Figure data in JSON
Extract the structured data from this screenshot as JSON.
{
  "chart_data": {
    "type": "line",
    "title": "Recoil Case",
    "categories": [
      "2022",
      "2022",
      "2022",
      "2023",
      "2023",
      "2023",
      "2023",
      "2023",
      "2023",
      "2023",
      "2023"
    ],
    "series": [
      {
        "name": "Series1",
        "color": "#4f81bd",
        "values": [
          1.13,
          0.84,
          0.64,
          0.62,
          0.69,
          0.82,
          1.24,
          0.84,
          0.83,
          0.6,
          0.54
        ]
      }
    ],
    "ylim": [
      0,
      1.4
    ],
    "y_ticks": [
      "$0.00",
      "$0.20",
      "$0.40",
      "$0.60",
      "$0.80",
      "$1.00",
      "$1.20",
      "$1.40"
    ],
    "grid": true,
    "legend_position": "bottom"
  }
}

WRITTEN PROBLEM: Nothing in the data may differ; print all of it exactly as written.

RESULT OF THE EXERCISE:
Extract the structured data from this screenshot as JSON.
{
  "chart_data": {
    "type": "line",
    "title": "Recoil Case",
    "categories": [
      "2022",
      "2022",
      "2022",
      "2023",
      "2023",
      "2023",
      "2023",
      "2023",
      "2023",
      "2023",
      "2023"
    ],
    "series": [
      {
        "name": "Series1",
        "color": "#4f81bd",
        "values": [
          1.13,
          0.84,
          0.64,
          0.62,
          0.69,
          0.82,
          1.24,
          0.84,
          0.83,
          0.6,
          0.54
        ]
      }
    ],
    "ylim": [
      0,
      1.4
    ],
    "y_ticks": [
      "$0.00",
      "$0.20",
      "$0.40",
      "$0.60",
      "$0.80",
      "$1.00",
      "$1.20",
      "$1.40"
    ],
    "grid": true,
    "legend_position": "bottom"
  }
}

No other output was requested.